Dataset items
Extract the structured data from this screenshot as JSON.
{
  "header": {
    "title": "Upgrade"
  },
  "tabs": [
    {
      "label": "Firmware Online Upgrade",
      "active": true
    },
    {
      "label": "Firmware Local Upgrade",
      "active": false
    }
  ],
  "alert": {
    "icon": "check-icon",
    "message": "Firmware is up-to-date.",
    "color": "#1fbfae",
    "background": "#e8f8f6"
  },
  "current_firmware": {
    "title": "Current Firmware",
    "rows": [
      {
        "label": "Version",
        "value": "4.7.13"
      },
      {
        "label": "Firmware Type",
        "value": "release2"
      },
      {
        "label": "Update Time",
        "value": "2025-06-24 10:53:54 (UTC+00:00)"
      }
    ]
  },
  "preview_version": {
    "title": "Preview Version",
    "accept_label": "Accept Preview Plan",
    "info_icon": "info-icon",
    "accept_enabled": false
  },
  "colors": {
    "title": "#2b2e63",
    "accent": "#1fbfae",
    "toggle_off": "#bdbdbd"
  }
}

DIRECTIONS FOR THIS TASK » Write out the listing once more, matching it exactly.

SOLUTION FOR THIS EXERCISE »
Extract the structured data from this screenshot as JSON.
{
  "header": {
    "title": "Upgrade"
  },
  "tabs": [
    {
      "label": "Firmware Online Upgrade",
      "active": true
    },
    {
      "label": "Firmware Local Upgrade",
      "active": false
    }
  ],
  "alert": {
    "icon": "check-icon",
    "message": "Firmware is up-to-date.",
    "color": "#1fbfae",
    "background": "#e8f8f6"
  },
  "current_firmware": {
    "title": "Current Firmware",
    "rows": [
      {
        "label": "Version",
        "value": "4.7.13"
      },
      {
        "label": "Firmware Type",
        "value": "release2"
      },
      {
        "label": "Update Time",
        "value": "2025-06-24 10:53:54 (UTC+00:00)"
      }
    ]
  },
  "preview_version": {
    "title": "Preview Version",
    "accept_label": "Accept Preview Plan",
    "info_icon": "info-icon",
    "accept_enabled": false
  },
  "colors": {
    "title": "#2b2e63",
    "accent": "#1fbfae",
    "toggle_off": "#bdbdbd"
  }
}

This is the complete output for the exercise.